- **PROBLEM DESCRIPTION**
Identify each line containing the word "Computation" and copy it.

# START OF MATERIAL FOR THIS TASK

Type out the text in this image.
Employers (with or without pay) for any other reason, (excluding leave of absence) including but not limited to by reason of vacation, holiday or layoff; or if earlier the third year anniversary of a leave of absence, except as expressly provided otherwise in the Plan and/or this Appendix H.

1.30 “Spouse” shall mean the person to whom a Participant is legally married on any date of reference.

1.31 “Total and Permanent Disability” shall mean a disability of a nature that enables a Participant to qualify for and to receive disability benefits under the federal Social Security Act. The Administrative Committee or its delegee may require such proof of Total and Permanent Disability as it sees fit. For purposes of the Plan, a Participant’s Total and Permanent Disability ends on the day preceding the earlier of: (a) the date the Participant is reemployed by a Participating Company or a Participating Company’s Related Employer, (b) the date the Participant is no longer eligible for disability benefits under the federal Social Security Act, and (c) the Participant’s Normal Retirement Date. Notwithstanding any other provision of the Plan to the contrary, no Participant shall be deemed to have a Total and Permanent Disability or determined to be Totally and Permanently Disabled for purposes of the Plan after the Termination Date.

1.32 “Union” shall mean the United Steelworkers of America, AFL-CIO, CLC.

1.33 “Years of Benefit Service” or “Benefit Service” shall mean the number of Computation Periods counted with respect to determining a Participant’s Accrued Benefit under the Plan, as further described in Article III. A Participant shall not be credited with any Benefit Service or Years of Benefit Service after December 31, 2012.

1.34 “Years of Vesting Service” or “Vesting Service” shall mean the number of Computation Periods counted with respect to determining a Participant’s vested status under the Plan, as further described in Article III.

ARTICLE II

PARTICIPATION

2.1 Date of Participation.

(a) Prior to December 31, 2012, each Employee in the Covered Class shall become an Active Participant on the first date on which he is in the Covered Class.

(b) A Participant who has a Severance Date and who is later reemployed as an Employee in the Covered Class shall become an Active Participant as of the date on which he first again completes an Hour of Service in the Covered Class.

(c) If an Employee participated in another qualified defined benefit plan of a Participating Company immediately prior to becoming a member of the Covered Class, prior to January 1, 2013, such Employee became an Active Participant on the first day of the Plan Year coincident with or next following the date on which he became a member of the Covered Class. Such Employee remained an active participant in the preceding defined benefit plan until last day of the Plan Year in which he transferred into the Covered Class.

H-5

# END OF MATERIAL FOR THIS TASK
# START OF MATERIAL FOR THIS TASK

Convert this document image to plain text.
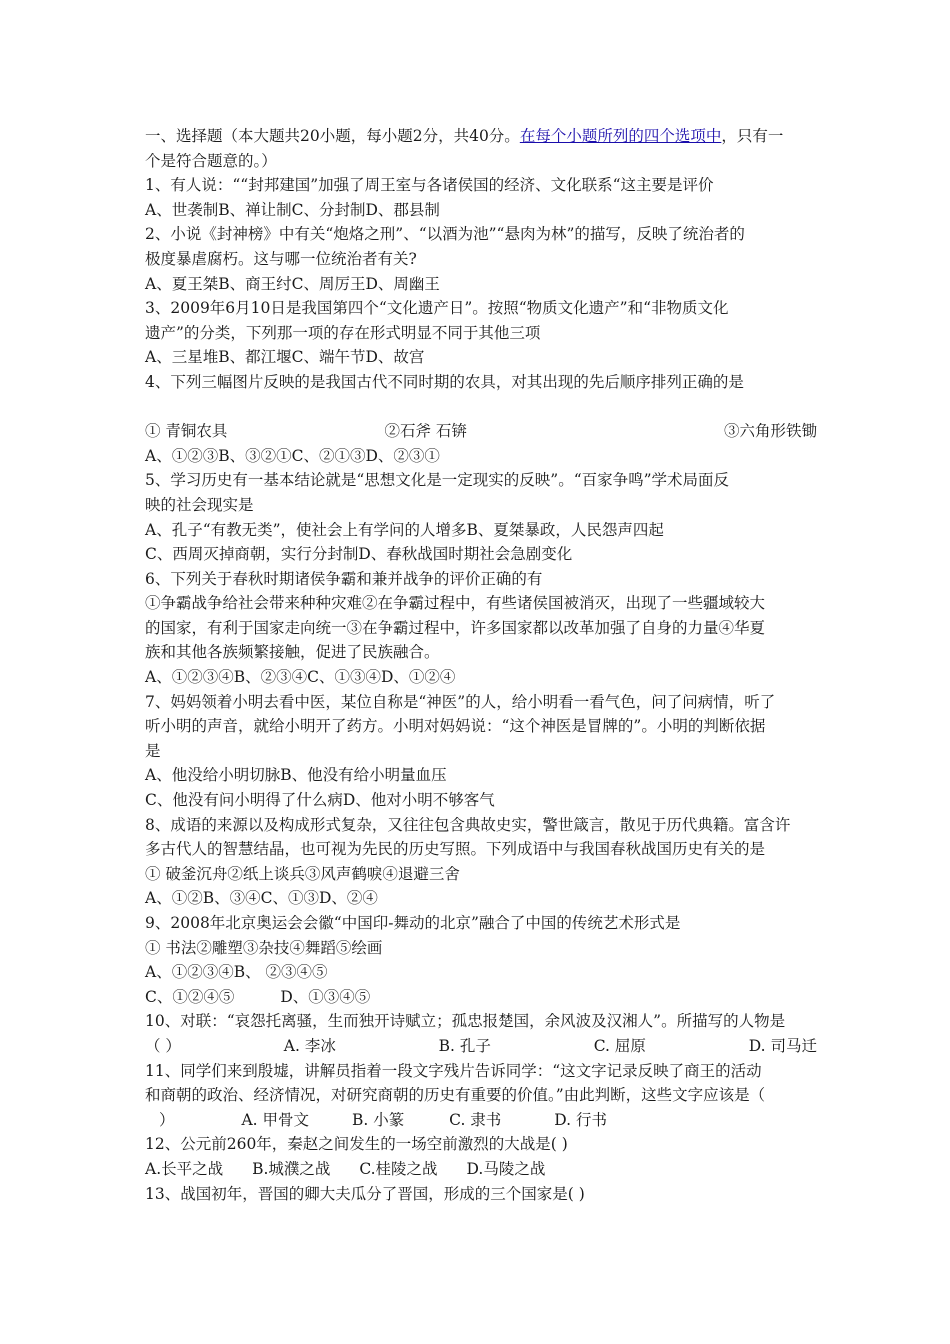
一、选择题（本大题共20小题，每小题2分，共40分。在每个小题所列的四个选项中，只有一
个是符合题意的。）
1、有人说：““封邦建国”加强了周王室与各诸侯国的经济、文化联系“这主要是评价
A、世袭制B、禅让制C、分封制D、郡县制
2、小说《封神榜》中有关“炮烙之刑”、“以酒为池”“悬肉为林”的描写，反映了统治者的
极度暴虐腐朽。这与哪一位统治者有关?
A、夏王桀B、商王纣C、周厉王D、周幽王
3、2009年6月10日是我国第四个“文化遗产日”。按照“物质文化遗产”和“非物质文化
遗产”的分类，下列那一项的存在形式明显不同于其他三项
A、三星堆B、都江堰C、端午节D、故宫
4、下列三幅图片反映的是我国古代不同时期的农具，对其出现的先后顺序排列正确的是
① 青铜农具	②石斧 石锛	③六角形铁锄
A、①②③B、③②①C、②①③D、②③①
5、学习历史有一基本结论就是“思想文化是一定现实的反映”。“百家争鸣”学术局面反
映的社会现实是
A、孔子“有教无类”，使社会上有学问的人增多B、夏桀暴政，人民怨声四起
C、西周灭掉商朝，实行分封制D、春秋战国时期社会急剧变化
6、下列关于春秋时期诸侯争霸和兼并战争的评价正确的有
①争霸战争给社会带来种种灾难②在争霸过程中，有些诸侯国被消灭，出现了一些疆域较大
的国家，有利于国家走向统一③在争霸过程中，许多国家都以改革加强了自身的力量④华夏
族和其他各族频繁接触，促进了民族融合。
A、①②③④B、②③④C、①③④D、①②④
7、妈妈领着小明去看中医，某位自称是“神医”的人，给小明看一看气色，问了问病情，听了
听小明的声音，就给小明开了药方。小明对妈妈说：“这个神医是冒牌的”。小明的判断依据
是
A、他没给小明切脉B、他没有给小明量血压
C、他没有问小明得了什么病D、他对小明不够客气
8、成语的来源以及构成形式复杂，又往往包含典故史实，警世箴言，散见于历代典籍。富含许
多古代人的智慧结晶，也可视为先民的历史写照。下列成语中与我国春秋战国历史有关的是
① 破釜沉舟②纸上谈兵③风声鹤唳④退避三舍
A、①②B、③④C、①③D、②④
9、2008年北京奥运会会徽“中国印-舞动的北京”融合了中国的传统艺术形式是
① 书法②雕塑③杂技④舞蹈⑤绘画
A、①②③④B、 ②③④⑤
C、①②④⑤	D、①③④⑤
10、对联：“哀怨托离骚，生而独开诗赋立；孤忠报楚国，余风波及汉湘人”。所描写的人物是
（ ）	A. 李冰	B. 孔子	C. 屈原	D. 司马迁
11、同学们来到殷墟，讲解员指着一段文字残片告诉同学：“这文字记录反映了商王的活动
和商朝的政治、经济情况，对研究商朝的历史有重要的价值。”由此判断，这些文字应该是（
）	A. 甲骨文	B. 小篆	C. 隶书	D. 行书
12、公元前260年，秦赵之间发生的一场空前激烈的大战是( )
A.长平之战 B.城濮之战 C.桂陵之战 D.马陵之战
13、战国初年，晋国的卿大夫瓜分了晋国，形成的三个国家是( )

# END OF MATERIAL FOR THIS TASK

- **OUTPUT OF THE EXERCISE**
1.33 “Years of Benefit Service” or “Benefit Service” shall mean the number of Computation Periods counted with respect to determining a Participant’s Accrued Benefit under the Plan, as further described in Article III. A Participant shall not be credited with any Benefit Service or Years of Benefit Service after December 31, 2012.
1.34 “Years of Vesting Service” or “Vesting Service” shall mean the number of Computation Periods counted with respect to determining a Participant’s vested status under the Plan, as further described in Article III.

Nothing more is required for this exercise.